___ Excerpted records
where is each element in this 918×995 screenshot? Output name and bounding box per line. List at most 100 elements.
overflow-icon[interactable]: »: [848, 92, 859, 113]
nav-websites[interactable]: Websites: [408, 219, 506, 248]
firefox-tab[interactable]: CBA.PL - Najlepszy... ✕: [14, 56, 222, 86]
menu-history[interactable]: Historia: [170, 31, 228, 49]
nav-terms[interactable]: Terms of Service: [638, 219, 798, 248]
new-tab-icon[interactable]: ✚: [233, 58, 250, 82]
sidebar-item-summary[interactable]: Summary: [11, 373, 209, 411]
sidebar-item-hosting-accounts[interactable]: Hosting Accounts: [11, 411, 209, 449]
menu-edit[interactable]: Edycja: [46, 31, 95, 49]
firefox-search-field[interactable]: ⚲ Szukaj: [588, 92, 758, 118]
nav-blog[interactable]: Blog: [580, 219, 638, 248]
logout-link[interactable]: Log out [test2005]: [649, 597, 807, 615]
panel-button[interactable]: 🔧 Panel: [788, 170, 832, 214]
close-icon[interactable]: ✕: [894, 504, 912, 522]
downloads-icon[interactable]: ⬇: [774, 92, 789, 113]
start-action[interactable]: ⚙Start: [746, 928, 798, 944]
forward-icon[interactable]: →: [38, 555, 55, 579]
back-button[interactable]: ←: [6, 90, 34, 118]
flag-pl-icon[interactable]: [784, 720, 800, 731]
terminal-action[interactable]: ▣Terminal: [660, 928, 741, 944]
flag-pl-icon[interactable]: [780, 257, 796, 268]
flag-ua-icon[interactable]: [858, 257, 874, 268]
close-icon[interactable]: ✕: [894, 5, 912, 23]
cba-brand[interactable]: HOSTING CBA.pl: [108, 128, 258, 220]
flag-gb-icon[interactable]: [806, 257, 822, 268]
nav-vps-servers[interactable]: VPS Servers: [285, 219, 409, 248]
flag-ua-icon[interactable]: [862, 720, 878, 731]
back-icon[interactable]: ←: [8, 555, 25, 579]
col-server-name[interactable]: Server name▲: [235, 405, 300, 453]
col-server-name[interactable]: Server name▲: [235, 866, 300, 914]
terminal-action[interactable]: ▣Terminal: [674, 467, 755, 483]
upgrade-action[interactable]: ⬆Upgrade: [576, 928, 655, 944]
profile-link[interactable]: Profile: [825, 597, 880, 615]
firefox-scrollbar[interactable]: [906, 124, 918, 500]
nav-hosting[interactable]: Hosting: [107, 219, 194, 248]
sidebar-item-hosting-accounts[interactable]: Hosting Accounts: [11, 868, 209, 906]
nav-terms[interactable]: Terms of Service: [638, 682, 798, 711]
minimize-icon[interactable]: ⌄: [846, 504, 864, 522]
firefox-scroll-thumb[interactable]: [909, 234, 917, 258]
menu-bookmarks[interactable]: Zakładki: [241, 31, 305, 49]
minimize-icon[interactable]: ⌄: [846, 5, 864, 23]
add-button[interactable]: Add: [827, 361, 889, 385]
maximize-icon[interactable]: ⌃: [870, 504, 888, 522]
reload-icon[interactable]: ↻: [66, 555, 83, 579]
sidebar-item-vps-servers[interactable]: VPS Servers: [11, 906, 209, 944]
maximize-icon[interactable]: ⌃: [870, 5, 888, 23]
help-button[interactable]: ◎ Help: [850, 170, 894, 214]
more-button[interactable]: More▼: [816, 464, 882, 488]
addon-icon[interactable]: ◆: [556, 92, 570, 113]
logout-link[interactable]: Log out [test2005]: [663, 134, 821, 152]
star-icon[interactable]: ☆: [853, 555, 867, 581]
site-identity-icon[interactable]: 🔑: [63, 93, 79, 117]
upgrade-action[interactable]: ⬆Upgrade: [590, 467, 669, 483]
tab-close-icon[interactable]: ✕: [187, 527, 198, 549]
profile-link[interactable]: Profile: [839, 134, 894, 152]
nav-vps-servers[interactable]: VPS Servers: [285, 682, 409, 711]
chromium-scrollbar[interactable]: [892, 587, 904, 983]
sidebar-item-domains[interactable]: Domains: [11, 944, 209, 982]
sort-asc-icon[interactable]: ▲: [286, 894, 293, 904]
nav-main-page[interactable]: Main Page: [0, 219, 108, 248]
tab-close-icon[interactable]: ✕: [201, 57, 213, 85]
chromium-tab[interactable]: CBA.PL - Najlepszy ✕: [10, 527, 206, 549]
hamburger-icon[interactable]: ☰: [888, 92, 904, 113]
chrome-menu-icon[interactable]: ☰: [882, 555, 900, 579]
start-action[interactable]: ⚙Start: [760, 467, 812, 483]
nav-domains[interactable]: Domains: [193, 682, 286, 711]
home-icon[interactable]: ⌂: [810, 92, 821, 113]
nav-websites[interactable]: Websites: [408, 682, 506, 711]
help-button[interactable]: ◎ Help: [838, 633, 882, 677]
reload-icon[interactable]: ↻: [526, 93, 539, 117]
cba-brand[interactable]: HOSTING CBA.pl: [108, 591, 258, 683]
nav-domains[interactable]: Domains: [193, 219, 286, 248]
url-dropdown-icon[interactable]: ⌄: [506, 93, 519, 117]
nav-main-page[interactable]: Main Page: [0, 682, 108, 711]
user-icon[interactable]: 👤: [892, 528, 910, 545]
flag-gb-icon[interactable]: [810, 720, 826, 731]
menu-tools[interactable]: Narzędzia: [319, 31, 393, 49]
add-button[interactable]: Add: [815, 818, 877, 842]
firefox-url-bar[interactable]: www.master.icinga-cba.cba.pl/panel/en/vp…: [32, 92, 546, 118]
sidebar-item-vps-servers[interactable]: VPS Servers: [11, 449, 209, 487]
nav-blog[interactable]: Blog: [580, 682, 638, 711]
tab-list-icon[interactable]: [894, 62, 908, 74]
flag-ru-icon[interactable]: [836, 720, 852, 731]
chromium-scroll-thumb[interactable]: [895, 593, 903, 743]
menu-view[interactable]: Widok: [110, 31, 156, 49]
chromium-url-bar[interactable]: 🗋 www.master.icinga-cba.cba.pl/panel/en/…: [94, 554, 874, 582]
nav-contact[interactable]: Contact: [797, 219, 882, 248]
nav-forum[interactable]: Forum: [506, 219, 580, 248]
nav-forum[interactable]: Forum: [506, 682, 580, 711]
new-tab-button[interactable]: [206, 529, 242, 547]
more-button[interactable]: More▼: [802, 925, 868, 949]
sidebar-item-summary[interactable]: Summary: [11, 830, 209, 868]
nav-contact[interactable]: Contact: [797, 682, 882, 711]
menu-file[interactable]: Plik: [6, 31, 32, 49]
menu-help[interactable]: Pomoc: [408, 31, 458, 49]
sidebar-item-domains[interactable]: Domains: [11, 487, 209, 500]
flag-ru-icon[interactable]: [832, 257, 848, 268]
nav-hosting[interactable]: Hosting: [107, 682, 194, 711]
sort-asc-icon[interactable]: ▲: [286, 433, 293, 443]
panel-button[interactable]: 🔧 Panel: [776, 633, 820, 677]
______
Could you repeat the lines above word for word, starting at the first line and ending at the line "close-icon[interactable]: ✕: [894, 5, 912, 23]", with both included?

where is each element in this 918×995 screenshot? Output name and bounding box per line. List at most 100 elements.
overflow-icon[interactable]: »: [848, 92, 859, 113]
nav-websites[interactable]: Websites: [408, 219, 506, 248]
firefox-tab[interactable]: CBA.PL - Najlepszy... ✕: [14, 56, 222, 86]
menu-history[interactable]: Historia: [170, 31, 228, 49]
nav-terms[interactable]: Terms of Service: [638, 219, 798, 248]
new-tab-icon[interactable]: ✚: [233, 58, 250, 82]
sidebar-item-summary[interactable]: Summary: [11, 373, 209, 411]
sidebar-item-hosting-accounts[interactable]: Hosting Accounts: [11, 411, 209, 449]
menu-edit[interactable]: Edycja: [46, 31, 95, 49]
firefox-search-field[interactable]: ⚲ Szukaj: [588, 92, 758, 118]
nav-blog[interactable]: Blog: [580, 219, 638, 248]
logout-link[interactable]: Log out [test2005]: [649, 597, 807, 615]
panel-button[interactable]: 🔧 Panel: [788, 170, 832, 214]
close-icon[interactable]: ✕: [894, 504, 912, 522]
downloads-icon[interactable]: ⬇: [774, 92, 789, 113]
start-action[interactable]: ⚙Start: [746, 928, 798, 944]
forward-icon[interactable]: →: [38, 555, 55, 579]
back-button[interactable]: ←: [6, 90, 34, 118]
flag-pl-icon[interactable]: [784, 720, 800, 731]
terminal-action[interactable]: ▣Terminal: [660, 928, 741, 944]
flag-pl-icon[interactable]: [780, 257, 796, 268]
flag-ua-icon[interactable]: [858, 257, 874, 268]
close-icon[interactable]: ✕: [894, 5, 912, 23]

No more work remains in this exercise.